§ **WHAT THE EXERCISE ASKS**: Write out, word for word, every line from the one containing "Extract all readable text from this page." through the last line of the records below, both ends included.
--- BEGIN RECORDED DATA ---
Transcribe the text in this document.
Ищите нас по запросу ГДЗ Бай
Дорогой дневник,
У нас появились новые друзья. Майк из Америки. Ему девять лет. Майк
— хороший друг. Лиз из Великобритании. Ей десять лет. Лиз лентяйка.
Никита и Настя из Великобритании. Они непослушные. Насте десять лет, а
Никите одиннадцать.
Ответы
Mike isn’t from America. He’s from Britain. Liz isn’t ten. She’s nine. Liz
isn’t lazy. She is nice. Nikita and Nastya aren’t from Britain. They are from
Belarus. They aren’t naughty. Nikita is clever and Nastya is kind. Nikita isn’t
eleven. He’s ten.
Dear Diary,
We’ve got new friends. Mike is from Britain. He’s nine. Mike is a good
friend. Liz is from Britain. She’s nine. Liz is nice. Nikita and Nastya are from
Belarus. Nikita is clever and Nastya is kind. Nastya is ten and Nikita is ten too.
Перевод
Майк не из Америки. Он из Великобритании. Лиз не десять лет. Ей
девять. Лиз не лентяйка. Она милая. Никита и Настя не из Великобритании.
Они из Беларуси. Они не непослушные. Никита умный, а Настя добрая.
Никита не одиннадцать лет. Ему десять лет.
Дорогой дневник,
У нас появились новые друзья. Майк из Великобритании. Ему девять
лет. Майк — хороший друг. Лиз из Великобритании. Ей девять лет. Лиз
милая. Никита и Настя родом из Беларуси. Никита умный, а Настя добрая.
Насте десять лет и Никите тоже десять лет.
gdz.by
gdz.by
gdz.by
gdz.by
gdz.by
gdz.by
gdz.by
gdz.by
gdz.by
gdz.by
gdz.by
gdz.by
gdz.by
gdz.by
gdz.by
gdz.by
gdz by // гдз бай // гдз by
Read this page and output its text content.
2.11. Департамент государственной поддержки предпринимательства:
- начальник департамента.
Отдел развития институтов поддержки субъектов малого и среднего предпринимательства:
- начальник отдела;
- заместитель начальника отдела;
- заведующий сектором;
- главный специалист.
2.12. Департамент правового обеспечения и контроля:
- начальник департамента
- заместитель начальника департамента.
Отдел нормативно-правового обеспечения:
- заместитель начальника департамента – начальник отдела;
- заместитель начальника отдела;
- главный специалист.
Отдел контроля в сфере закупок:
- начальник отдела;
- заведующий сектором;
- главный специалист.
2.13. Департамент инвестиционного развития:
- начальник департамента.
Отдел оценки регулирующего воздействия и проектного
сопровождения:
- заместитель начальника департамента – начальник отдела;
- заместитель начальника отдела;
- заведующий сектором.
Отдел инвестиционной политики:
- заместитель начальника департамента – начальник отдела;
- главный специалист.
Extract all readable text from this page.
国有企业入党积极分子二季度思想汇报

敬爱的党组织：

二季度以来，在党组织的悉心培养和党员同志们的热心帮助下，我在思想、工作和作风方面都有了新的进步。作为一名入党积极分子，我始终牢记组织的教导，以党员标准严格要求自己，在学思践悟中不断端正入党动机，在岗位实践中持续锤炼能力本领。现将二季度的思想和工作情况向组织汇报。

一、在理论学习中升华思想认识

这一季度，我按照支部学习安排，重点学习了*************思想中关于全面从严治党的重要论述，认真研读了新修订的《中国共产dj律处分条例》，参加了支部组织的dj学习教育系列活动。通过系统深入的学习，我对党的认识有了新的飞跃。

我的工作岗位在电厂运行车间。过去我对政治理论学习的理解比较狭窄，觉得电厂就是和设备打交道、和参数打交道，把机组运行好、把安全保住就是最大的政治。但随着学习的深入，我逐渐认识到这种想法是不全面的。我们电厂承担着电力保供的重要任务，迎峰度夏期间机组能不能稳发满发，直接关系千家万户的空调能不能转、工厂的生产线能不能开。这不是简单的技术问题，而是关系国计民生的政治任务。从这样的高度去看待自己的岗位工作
--- END RECORDED DATA ---
§ **CORRECT RESPONSE**:
Extract all readable text from this page.
国有企业入党积极分子二季度思想汇报

敬爱的党组织：

二季度以来，在党组织的悉心培养和党员同志们的热心帮助下，我在思想、工作和作风方面都有了新的进步。作为一名入党积极分子，我始终牢记组织的教导，以党员标准严格要求自己，在学思践悟中不断端正入党动机，在岗位实践中持续锤炼能力本领。现将二季度的思想和工作情况向组织汇报。

一、在理论学习中升华思想认识

这一季度，我按照支部学习安排，重点学习了*************思想中关于全面从严治党的重要论述，认真研读了新修订的《中国共产dj律处分条例》，参加了支部组织的dj学习教育系列活动。通过系统深入的学习，我对党的认识有了新的飞跃。

我的工作岗位在电厂运行车间。过去我对政治理论学习的理解比较狭窄，觉得电厂就是和设备打交道、和参数打交道，把机组运行好、把安全保住就是最大的政治。但随着学习的深入，我逐渐认识到这种想法是不全面的。我们电厂承担着电力保供的重要任务，迎峰度夏期间机组能不能稳发满发，直接关系千家万户的空调能不能转、工厂的生产线能不能开。这不是简单的技术问题，而是关系国计民生的政治任务。从这样的高度去看待自己的岗位工作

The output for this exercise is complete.